RECORDS SHOWN →
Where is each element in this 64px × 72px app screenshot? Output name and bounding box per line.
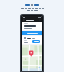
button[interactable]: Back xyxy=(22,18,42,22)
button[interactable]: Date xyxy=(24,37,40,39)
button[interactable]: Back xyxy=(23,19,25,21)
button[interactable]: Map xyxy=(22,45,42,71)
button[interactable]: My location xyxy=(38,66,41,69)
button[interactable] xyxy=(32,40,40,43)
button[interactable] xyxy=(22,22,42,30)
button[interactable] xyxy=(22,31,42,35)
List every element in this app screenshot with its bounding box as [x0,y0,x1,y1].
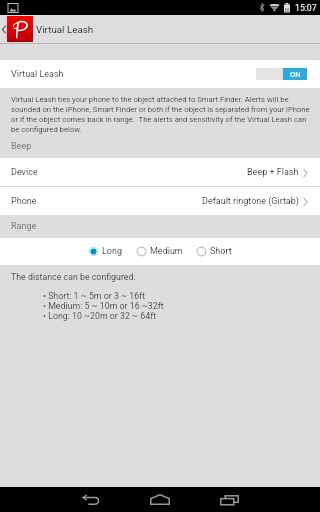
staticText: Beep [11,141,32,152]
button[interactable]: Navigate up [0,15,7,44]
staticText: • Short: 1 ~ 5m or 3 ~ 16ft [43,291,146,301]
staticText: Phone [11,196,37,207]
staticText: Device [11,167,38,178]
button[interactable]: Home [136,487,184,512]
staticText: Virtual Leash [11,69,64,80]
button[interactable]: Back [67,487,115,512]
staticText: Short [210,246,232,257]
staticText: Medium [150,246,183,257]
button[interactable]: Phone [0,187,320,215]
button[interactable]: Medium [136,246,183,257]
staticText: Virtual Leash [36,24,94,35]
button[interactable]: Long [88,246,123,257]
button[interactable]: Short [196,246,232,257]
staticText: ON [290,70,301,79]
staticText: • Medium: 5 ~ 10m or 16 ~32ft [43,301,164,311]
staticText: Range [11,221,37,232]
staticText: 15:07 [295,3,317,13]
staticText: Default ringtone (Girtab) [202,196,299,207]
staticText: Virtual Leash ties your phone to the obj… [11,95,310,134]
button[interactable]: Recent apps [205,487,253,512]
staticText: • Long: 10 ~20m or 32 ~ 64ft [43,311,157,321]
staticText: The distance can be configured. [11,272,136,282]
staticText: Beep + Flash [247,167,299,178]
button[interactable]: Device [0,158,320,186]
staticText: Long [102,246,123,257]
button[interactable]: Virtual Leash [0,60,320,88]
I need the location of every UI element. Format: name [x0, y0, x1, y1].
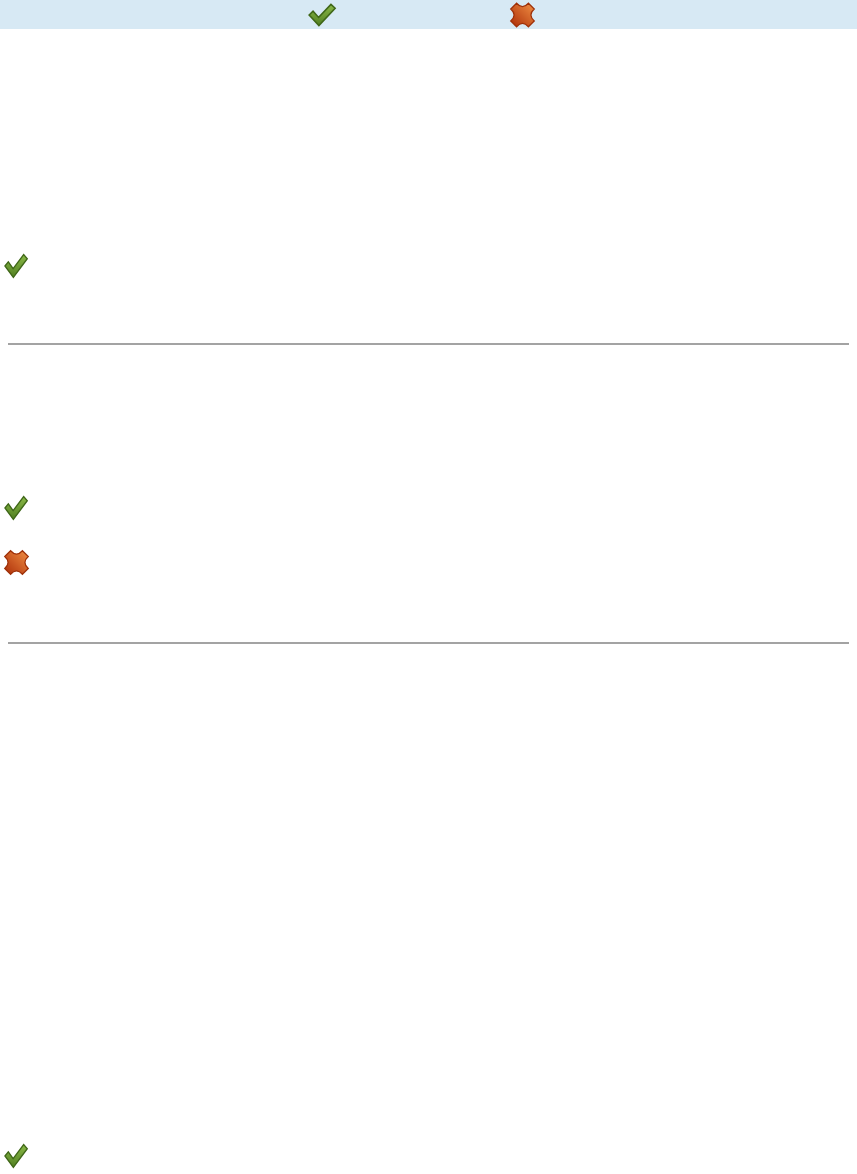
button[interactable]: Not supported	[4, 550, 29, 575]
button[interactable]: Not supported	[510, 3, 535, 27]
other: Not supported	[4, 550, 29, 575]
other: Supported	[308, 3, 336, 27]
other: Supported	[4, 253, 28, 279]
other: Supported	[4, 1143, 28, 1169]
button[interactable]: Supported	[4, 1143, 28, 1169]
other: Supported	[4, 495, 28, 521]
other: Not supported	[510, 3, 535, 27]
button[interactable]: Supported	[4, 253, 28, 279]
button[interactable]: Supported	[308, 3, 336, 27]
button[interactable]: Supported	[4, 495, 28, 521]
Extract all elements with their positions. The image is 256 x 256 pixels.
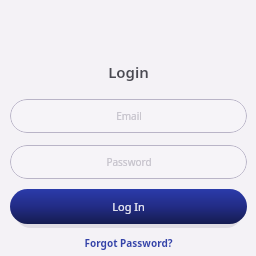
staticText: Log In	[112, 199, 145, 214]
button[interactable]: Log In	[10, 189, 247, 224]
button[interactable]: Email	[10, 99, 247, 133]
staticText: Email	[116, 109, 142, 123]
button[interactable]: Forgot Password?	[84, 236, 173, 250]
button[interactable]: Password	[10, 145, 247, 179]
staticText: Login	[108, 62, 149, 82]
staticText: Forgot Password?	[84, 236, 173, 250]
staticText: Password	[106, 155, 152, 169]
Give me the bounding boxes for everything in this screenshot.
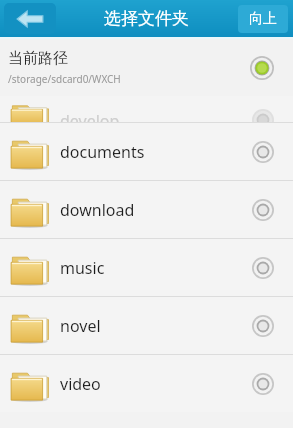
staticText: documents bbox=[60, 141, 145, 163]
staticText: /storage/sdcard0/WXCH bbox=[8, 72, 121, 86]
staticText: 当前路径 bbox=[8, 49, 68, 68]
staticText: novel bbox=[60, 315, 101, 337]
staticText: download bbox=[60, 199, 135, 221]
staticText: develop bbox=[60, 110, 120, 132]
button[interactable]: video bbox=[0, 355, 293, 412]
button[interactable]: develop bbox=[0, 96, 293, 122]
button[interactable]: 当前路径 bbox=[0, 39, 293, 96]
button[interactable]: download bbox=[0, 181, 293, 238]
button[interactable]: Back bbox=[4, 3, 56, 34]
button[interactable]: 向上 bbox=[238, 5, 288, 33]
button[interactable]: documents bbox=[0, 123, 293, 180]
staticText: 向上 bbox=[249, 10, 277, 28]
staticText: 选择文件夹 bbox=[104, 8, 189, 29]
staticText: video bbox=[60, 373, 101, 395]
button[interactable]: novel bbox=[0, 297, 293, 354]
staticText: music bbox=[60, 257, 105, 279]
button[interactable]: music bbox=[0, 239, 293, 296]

EXERCISE OBJECTIVE → In the records above, copy out word for word the lines from the one containing "199, 145, 214]" through the one containing "62, 149, 82]", including both of those lines.

SOLVED EXERCISE →
staticText: Log In	[112, 199, 145, 214]
button[interactable]: Log In	[10, 189, 247, 224]
button[interactable]: Email	[10, 99, 247, 133]
staticText: Email	[116, 109, 142, 123]
button[interactable]: Forgot Password?	[84, 236, 173, 250]
button[interactable]: Password	[10, 145, 247, 179]
staticText: Login	[108, 62, 149, 82]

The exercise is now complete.